* begin Given records *
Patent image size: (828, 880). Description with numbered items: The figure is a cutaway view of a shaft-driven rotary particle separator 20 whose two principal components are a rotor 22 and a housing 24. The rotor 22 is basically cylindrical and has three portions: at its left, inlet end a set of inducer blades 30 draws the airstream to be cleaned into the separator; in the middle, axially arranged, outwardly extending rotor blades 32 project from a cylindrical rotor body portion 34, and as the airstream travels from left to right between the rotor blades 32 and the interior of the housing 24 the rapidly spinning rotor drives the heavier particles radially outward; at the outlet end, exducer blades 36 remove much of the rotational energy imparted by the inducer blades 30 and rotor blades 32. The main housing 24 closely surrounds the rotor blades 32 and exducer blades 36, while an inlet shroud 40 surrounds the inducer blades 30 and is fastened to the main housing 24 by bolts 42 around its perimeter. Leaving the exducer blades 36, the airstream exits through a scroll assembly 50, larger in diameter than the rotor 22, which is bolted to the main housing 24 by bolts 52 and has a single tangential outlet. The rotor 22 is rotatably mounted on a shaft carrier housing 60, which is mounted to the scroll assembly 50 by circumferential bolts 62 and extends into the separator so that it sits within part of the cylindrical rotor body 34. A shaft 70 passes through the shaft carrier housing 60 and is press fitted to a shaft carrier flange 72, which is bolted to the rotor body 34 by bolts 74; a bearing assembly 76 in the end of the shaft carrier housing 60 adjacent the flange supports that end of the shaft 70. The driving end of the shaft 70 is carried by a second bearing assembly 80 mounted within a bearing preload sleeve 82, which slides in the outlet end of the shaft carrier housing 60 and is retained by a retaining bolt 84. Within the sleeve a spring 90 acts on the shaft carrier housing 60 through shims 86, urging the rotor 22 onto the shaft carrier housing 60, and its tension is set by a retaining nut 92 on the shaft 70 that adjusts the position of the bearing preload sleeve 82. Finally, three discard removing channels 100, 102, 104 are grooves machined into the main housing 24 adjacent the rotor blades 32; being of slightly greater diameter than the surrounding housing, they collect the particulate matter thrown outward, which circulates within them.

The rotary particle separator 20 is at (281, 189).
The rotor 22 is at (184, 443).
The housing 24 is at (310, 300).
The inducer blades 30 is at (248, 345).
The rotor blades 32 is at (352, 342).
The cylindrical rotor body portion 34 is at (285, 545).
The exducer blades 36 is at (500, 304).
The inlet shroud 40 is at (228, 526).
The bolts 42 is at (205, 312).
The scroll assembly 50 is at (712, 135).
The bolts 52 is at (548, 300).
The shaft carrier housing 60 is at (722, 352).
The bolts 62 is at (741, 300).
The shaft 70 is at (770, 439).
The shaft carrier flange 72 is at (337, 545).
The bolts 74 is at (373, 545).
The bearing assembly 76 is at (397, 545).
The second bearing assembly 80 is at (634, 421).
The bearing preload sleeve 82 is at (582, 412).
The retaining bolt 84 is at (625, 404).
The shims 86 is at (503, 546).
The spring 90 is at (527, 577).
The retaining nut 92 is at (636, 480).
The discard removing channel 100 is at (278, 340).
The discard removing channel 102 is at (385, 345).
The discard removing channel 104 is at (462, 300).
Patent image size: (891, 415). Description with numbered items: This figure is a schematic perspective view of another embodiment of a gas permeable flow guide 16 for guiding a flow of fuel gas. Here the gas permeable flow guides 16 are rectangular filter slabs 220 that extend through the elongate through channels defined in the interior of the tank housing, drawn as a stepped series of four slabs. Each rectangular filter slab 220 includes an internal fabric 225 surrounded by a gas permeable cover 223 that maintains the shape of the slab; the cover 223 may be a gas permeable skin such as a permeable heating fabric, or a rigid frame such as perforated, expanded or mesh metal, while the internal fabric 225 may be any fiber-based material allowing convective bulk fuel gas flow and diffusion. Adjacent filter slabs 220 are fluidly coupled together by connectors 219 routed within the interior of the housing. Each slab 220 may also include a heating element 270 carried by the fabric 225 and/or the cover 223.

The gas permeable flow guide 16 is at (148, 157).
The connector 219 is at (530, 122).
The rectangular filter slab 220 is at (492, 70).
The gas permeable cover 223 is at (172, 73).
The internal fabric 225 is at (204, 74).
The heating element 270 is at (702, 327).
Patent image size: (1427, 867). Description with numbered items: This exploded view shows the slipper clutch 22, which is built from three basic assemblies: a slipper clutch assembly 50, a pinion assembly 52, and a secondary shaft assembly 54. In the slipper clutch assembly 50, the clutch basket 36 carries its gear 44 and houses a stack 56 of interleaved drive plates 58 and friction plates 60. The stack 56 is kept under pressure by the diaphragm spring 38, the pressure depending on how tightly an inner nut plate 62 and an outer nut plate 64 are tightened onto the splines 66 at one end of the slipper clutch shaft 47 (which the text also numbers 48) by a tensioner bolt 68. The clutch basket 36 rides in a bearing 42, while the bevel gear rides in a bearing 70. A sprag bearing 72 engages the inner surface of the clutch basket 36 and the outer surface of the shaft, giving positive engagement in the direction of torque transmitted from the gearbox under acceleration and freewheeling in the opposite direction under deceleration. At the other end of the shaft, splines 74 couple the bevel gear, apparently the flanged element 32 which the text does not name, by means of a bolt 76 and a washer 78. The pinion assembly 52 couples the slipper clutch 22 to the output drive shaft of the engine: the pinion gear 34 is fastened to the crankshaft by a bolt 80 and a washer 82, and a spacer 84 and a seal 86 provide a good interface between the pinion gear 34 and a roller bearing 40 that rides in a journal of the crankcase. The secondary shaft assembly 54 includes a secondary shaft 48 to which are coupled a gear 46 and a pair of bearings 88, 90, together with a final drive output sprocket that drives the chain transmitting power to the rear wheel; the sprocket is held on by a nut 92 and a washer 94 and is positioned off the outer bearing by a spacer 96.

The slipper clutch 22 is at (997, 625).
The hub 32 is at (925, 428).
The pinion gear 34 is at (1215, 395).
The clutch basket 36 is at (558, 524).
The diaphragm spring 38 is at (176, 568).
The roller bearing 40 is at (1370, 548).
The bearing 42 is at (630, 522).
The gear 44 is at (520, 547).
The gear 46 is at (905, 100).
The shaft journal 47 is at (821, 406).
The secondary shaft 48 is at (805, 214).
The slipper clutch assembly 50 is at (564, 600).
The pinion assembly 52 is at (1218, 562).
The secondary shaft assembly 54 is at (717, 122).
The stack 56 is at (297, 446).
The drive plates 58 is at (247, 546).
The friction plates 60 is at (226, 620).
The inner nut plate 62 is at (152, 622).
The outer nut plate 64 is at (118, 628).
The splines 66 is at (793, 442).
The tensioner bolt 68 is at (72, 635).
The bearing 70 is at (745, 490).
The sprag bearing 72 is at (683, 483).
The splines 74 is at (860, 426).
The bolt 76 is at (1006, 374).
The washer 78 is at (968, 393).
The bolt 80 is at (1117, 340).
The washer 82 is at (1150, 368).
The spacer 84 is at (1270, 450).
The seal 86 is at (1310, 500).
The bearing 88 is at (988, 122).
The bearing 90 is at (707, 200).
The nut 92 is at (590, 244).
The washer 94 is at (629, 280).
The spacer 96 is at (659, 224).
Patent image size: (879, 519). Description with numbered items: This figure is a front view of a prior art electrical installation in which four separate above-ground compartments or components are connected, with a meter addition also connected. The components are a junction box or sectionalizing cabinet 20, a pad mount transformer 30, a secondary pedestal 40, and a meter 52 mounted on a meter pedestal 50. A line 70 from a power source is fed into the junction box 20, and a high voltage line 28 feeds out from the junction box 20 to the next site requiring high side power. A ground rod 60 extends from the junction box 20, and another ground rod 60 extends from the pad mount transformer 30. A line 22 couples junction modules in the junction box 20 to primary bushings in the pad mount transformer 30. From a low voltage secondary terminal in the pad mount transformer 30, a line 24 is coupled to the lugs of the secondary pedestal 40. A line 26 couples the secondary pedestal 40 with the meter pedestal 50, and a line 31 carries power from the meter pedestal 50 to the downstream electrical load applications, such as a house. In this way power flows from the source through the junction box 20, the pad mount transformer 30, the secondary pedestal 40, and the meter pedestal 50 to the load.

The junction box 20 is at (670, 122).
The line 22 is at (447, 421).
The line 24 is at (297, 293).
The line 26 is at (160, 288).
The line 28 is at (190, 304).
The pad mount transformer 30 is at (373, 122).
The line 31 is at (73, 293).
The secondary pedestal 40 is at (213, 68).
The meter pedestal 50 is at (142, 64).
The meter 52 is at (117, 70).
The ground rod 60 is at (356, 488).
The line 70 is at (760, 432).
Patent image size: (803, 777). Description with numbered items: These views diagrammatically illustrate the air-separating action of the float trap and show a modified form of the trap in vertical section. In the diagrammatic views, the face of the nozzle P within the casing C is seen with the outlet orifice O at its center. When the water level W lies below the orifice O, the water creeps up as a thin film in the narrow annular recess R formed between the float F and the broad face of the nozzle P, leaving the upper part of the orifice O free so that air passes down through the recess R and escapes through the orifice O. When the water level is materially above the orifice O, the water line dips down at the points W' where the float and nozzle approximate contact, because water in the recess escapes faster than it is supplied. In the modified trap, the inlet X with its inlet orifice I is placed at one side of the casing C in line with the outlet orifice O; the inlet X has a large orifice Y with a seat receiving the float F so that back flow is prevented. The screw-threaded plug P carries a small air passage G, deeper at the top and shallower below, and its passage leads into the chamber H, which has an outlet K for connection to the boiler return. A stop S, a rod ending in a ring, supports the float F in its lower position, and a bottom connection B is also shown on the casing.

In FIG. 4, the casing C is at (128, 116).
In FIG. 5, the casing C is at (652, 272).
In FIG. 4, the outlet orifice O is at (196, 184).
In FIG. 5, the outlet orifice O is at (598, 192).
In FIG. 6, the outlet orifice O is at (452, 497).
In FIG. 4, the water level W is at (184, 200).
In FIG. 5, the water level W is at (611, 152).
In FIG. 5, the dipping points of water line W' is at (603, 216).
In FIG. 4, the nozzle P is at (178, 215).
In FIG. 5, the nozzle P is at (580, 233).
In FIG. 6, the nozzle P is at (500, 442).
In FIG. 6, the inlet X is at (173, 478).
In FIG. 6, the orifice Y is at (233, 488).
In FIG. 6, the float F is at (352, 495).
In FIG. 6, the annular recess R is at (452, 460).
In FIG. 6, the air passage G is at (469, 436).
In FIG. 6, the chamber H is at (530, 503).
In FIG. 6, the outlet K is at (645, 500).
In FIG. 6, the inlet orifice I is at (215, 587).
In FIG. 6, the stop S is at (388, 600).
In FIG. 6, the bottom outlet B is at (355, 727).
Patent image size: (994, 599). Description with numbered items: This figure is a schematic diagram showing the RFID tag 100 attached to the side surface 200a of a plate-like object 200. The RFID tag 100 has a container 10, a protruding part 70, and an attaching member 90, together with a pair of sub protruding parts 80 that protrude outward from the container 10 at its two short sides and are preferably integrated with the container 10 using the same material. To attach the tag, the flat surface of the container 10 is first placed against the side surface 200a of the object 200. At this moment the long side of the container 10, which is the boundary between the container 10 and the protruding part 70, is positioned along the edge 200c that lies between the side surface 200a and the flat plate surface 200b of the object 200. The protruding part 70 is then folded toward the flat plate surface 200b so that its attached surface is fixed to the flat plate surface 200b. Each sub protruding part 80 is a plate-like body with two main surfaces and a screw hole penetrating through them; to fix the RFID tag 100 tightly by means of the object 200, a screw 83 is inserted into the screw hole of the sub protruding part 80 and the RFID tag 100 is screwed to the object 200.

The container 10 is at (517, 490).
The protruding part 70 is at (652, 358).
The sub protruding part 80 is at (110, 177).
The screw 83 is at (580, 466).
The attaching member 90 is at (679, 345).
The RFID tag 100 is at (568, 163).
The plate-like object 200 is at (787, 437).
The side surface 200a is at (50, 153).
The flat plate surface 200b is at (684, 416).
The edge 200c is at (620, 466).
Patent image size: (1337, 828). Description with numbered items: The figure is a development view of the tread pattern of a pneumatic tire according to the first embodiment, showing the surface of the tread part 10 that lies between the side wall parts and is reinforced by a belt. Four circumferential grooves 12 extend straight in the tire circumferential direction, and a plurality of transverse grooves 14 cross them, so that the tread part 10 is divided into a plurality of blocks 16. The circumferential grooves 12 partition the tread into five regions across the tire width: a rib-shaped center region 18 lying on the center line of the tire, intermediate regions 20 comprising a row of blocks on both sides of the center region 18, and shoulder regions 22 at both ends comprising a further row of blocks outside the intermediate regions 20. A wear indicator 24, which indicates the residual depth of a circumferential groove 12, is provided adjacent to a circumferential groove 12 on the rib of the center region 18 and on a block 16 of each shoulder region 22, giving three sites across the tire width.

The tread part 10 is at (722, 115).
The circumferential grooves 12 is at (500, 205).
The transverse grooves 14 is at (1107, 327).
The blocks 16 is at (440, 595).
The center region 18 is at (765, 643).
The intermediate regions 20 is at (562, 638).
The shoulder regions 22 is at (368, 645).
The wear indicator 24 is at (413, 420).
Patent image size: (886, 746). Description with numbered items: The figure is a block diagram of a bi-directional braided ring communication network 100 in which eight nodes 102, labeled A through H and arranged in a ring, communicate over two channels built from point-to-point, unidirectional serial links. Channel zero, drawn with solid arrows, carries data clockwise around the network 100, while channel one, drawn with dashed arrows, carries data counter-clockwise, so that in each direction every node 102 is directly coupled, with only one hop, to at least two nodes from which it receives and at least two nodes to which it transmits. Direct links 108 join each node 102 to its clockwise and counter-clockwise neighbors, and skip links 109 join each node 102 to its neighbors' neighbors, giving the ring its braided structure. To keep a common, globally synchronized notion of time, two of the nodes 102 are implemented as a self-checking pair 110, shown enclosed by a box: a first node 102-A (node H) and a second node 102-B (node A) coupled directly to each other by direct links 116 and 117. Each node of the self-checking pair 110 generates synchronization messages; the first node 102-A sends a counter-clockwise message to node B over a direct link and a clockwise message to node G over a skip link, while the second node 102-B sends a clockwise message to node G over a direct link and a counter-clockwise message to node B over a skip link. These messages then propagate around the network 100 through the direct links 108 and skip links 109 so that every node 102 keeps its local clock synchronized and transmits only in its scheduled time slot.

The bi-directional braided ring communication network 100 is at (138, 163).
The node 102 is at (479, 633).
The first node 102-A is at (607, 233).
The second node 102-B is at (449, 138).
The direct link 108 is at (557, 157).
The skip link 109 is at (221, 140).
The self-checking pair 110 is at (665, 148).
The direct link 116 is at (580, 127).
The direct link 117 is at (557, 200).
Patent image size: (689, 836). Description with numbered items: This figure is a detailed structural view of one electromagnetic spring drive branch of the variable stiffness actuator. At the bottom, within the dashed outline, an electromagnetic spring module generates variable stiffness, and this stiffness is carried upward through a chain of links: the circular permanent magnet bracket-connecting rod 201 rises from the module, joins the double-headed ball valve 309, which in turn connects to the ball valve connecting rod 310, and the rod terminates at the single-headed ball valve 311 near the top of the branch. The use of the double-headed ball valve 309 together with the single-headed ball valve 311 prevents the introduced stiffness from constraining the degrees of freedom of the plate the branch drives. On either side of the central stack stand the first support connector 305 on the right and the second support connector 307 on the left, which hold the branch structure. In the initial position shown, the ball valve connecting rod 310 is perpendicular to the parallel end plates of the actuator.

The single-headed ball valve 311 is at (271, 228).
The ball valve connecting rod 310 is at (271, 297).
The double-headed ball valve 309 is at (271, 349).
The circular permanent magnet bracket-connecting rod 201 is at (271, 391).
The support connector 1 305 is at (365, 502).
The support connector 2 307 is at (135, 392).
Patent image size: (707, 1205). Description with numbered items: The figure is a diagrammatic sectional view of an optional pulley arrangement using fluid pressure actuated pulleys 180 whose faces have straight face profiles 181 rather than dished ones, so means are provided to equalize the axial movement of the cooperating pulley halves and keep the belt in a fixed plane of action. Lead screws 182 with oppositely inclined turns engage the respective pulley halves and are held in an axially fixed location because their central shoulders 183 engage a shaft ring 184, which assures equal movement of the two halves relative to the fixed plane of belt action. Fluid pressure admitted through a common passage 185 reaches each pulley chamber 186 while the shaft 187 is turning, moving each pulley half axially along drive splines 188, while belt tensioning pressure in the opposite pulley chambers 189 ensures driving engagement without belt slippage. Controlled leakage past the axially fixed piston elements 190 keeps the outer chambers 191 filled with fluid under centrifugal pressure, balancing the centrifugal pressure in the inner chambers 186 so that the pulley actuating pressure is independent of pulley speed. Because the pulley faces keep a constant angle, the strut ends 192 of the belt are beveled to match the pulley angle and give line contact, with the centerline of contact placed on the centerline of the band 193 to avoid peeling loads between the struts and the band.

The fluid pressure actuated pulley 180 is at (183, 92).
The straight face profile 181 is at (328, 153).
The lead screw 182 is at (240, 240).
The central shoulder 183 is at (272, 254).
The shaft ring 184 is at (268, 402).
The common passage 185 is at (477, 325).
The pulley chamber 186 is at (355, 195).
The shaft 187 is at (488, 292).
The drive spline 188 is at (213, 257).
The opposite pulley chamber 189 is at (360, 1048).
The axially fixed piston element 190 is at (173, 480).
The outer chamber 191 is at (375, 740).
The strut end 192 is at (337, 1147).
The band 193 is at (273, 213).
* end Given records *
Render the lines of the items above, from the line with "Patent image size: (891, 415)." up to and including the line with "The heating element 270 is at (702, 327).", as a Markdown table with the columns Row and Text. Give each line its own row, numbered in order, and leave out blank lines.

| Row | Text |
|---|---|
| 1 | Patent image size: (891, 415). Description with numbered items: This figure is a schematic perspective view of another embodiment of a gas permeable flow guide 16 for guiding a flow of fuel gas. Here the gas permeable flow guides 16 are rectangular filter slabs 220 that extend through the elongate through channels defined in the interior of the tank housing, drawn as a stepped series of four slabs. Each rectangular filter slab 220 includes an internal fabric 225 surrounded by a gas permeable cover 223 that maintains the shape of the slab; the cover 223 may be a gas permeable skin such as a permeable heating fabric, or a rigid frame such as perforated, expanded or mesh metal, while the internal fabric 225 may be any fiber-based material allowing convective bulk fuel gas flow and diffusion. Adjacent filter slabs 220 are fluidly coupled together by connectors 219 routed within the interior of the housing. Each slab 220 may also include a heating element 270 carried by the fabric 225 and/or the cover 223. |
| 2 | The gas permeable flow guide 16 is at (148, 157). |
| 3 | The connector 219 is at (530, 122). |
| 4 | The rectangular filter slab 220 is at (492, 70). |
| 5 | The gas permeable cover 223 is at (172, 73). |
| 6 | The internal fabric 225 is at (204, 74). |
| 7 | The heating element 270 is at (702, 327). |